### [Exercise prompt]
Copy the data precisely, keeping every character.

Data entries

▼

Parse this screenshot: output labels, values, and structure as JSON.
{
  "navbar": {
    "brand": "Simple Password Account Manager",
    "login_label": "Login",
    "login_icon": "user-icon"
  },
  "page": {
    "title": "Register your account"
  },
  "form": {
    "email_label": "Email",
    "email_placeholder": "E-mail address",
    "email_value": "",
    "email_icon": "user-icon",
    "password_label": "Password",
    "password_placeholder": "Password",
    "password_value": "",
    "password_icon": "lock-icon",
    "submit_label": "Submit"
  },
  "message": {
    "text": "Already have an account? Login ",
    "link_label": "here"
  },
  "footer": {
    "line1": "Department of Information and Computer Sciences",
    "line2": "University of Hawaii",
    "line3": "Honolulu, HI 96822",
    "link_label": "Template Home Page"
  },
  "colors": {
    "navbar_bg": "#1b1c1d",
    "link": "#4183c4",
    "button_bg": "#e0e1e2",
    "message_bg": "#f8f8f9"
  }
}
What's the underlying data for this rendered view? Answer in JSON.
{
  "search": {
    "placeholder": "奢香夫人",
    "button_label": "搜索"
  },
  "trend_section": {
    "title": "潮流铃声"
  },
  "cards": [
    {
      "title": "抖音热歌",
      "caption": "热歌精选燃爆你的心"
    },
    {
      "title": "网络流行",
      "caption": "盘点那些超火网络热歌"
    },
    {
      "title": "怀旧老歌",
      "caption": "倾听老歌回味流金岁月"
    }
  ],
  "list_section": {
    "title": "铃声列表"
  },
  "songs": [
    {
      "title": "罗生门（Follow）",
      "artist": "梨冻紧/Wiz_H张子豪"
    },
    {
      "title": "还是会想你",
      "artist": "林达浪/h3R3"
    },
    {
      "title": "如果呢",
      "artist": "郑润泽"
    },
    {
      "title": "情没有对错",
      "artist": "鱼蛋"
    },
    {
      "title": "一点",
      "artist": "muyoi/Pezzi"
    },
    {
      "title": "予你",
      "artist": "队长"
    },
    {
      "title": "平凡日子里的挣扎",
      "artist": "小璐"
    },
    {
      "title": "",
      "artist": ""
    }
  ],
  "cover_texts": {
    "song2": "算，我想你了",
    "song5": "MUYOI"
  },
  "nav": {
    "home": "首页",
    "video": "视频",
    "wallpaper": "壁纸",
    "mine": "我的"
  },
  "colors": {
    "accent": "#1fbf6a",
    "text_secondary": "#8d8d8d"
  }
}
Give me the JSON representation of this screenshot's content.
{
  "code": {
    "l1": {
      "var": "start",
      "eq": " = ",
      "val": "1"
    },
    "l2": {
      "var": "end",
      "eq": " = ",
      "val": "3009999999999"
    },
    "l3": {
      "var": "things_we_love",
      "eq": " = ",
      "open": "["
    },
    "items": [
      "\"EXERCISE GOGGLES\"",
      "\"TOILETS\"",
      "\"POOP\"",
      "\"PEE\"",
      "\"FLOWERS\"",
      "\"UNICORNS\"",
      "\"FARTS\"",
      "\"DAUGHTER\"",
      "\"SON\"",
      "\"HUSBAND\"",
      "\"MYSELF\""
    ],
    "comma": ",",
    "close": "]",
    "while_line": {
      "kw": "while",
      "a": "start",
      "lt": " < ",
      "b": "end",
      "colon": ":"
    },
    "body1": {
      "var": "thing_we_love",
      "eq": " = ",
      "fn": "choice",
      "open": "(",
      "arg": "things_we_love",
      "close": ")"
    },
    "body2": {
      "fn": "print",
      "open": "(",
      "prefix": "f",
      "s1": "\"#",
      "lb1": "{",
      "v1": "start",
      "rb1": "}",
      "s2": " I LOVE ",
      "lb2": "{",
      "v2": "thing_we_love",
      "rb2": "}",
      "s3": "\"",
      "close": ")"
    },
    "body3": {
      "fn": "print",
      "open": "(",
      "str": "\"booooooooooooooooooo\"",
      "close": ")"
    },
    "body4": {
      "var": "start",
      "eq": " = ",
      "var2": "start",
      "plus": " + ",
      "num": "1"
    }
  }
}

▲

### [Answer to the exercise]
Parse this screenshot: output labels, values, and structure as JSON.
{
  "navbar": {
    "brand": "Simple Password Account Manager",
    "login_label": "Login",
    "login_icon": "user-icon"
  },
  "page": {
    "title": "Register your account"
  },
  "form": {
    "email_label": "Email",
    "email_placeholder": "E-mail address",
    "email_value": "",
    "email_icon": "user-icon",
    "password_label": "Password",
    "password_placeholder": "Password",
    "password_value": "",
    "password_icon": "lock-icon",
    "submit_label": "Submit"
  },
  "message": {
    "text": "Already have an account? Login ",
    "link_label": "here"
  },
  "footer": {
    "line1": "Department of Information and Computer Sciences",
    "line2": "University of Hawaii",
    "line3": "Honolulu, HI 96822",
    "link_label": "Template Home Page"
  },
  "colors": {
    "navbar_bg": "#1b1c1d",
    "link": "#4183c4",
    "button_bg": "#e0e1e2",
    "message_bg": "#f8f8f9"
  }
}
What's the underlying data for this rendered view? Answer in JSON.
{
  "search": {
    "placeholder": "奢香夫人",
    "button_label": "搜索"
  },
  "trend_section": {
    "title": "潮流铃声"
  },
  "cards": [
    {
      "title": "抖音热歌",
      "caption": "热歌精选燃爆你的心"
    },
    {
      "title": "网络流行",
      "caption": "盘点那些超火网络热歌"
    },
    {
      "title": "怀旧老歌",
      "caption": "倾听老歌回味流金岁月"
    }
  ],
  "list_section": {
    "title": "铃声列表"
  },
  "songs": [
    {
      "title": "罗生门（Follow）",
      "artist": "梨冻紧/Wiz_H张子豪"
    },
    {
      "title": "还是会想你",
      "artist": "林达浪/h3R3"
    },
    {
      "title": "如果呢",
      "artist": "郑润泽"
    },
    {
      "title": "情没有对错",
      "artist": "鱼蛋"
    },
    {
      "title": "一点",
      "artist": "muyoi/Pezzi"
    },
    {
      "title": "予你",
      "artist": "队长"
    },
    {
      "title": "平凡日子里的挣扎",
      "artist": "小璐"
    },
    {
      "title": "",
      "artist": ""
    }
  ],
  "cover_texts": {
    "song2": "算，我想你了",
    "song5": "MUYOI"
  },
  "nav": {
    "home": "首页",
    "video": "视频",
    "wallpaper": "壁纸",
    "mine": "我的"
  },
  "colors": {
    "accent": "#1fbf6a",
    "text_secondary": "#8d8d8d"
  }
}
Give me the JSON representation of this screenshot's content.
{
  "code": {
    "l1": {
      "var": "start",
      "eq": " = ",
      "val": "1"
    },
    "l2": {
      "var": "end",
      "eq": " = ",
      "val": "3009999999999"
    },
    "l3": {
      "var": "things_we_love",
      "eq": " = ",
      "open": "["
    },
    "items": [
      "\"EXERCISE GOGGLES\"",
      "\"TOILETS\"",
      "\"POOP\"",
      "\"PEE\"",
      "\"FLOWERS\"",
      "\"UNICORNS\"",
      "\"FARTS\"",
      "\"DAUGHTER\"",
      "\"SON\"",
      "\"HUSBAND\"",
      "\"MYSELF\""
    ],
    "comma": ",",
    "close": "]",
    "while_line": {
      "kw": "while",
      "a": "start",
      "lt": " < ",
      "b": "end",
      "colon": ":"
    },
    "body1": {
      "var": "thing_we_love",
      "eq": " = ",
      "fn": "choice",
      "open": "(",
      "arg": "things_we_love",
      "close": ")"
    },
    "body2": {
      "fn": "print",
      "open": "(",
      "prefix": "f",
      "s1": "\"#",
      "lb1": "{",
      "v1": "start",
      "rb1": "}",
      "s2": " I LOVE ",
      "lb2": "{",
      "v2": "thing_we_love",
      "rb2": "}",
      "s3": "\"",
      "close": ")"
    },
    "body3": {
      "fn": "print",
      "open": "(",
      "str": "\"booooooooooooooooooo\"",
      "close": ")"
    },
    "body4": {
      "var": "start",
      "eq": " = ",
      "var2": "start",
      "plus": " + ",
      "num": "1"
    }
  }
}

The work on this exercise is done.